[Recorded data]

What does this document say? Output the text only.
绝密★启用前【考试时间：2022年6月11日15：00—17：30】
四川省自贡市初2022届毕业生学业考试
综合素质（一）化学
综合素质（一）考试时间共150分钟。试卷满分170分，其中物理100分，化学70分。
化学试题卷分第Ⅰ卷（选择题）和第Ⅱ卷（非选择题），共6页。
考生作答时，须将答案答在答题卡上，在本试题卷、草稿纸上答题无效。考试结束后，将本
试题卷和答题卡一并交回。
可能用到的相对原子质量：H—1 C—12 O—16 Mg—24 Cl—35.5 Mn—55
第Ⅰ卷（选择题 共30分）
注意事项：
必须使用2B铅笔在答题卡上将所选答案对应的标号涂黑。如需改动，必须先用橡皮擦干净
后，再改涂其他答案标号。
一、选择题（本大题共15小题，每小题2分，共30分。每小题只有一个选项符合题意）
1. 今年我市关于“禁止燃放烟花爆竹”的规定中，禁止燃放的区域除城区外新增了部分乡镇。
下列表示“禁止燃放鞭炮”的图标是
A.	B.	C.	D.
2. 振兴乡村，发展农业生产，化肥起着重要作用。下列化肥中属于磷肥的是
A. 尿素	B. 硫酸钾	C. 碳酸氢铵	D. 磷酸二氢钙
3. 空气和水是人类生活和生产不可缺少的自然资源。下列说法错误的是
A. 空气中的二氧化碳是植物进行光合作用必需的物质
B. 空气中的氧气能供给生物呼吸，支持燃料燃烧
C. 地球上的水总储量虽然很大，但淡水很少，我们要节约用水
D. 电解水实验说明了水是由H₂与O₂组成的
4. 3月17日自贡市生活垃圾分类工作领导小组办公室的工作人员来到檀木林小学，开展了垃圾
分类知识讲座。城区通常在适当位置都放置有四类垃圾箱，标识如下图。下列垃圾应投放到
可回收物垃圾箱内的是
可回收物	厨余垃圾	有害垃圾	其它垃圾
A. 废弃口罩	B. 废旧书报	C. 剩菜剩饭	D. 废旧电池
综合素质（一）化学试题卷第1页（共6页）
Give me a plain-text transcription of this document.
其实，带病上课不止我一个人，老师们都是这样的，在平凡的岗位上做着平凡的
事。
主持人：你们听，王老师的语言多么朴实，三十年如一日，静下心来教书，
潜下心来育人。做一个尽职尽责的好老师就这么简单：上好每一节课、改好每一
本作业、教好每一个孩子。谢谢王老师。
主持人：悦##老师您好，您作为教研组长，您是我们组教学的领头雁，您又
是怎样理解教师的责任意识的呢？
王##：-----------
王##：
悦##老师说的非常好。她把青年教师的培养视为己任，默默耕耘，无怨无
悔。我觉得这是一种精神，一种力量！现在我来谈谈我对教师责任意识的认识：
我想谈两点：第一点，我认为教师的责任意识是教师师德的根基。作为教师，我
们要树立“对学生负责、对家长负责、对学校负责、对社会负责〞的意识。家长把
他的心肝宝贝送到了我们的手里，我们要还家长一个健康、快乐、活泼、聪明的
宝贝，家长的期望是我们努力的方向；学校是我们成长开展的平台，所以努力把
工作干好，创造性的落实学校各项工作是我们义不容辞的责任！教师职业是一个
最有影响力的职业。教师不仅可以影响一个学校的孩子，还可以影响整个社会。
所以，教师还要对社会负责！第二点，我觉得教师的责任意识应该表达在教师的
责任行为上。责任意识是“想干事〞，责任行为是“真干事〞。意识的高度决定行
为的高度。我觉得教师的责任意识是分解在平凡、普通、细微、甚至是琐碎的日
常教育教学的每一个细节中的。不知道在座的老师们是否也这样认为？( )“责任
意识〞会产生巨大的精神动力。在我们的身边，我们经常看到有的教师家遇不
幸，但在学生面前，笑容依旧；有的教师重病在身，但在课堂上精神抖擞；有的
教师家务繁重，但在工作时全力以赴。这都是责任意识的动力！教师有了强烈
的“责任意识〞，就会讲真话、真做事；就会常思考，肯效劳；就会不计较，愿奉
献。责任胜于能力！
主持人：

### Written task:
Print again the material above, limited to the lines from the one holding "Give me a plain-text" through the last, inclusive.

### The response:
Give me a plain-text transcription of this document.
其实，带病上课不止我一个人，老师们都是这样的，在平凡的岗位上做着平凡的
事。
主持人：你们听，王老师的语言多么朴实，三十年如一日，静下心来教书，
潜下心来育人。做一个尽职尽责的好老师就这么简单：上好每一节课、改好每一
本作业、教好每一个孩子。谢谢王老师。
主持人：悦##老师您好，您作为教研组长，您是我们组教学的领头雁，您又
是怎样理解教师的责任意识的呢？
王##：-----------
王##：
悦##老师说的非常好。她把青年教师的培养视为己任，默默耕耘，无怨无
悔。我觉得这是一种精神，一种力量！现在我来谈谈我对教师责任意识的认识：
我想谈两点：第一点，我认为教师的责任意识是教师师德的根基。作为教师，我
们要树立“对学生负责、对家长负责、对学校负责、对社会负责〞的意识。家长把
他的心肝宝贝送到了我们的手里，我们要还家长一个健康、快乐、活泼、聪明的
宝贝，家长的期望是我们努力的方向；学校是我们成长开展的平台，所以努力把
工作干好，创造性的落实学校各项工作是我们义不容辞的责任！教师职业是一个
最有影响力的职业。教师不仅可以影响一个学校的孩子，还可以影响整个社会。
所以，教师还要对社会负责！第二点，我觉得教师的责任意识应该表达在教师的
责任行为上。责任意识是“想干事〞，责任行为是“真干事〞。意识的高度决定行
为的高度。我觉得教师的责任意识是分解在平凡、普通、细微、甚至是琐碎的日
常教育教学的每一个细节中的。不知道在座的老师们是否也这样认为？( )“责任
意识〞会产生巨大的精神动力。在我们的身边，我们经常看到有的教师家遇不
幸，但在学生面前，笑容依旧；有的教师重病在身，但在课堂上精神抖擞；有的
教师家务繁重，但在工作时全力以赴。这都是责任意识的动力！教师有了强烈
的“责任意识〞，就会讲真话、真做事；就会常思考，肯效劳；就会不计较，愿奉
献。责任胜于能力！
主持人：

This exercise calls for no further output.